Task brief:
In the entries below, find the lines that contain the word "Conformity" and copy them.

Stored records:
=====

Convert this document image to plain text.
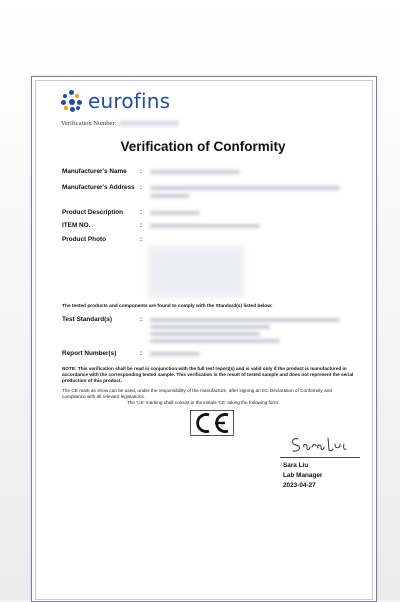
eurofins
Verification Number:
Verification of Conformity
Manufacturer's Name :
Manufacturer's Address :
Product Description	:
ITEM NO.	:
Product Photo	:
The tested products and components are found to comply with the Standard(s) listed below:
Test Standard(s)	:
Report Number(s)	:
NOTE: This verification shall be read in conjunction with the full test report(s) and is valid only if the product is manufactured in accordance with the corresponding tested sample. This verification is the result of tested sample and does not represent the serial production of this product.
The CE mark as show can be used, under the responsibility of the manufacture, after signing an EC Declaration of Conformity and compliance with all relevant legislations.
The 'CE' marking shall consist in the initials 'CE' taking the following form:
Sara Liu
Lab Manager
2023-04-27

=====

Expected answer:
Verification of Conformity
The CE mark as show can be used, under the responsibility of the manufacture, after signing an EC Declaration of Conformity and compliance with all relevant legislations.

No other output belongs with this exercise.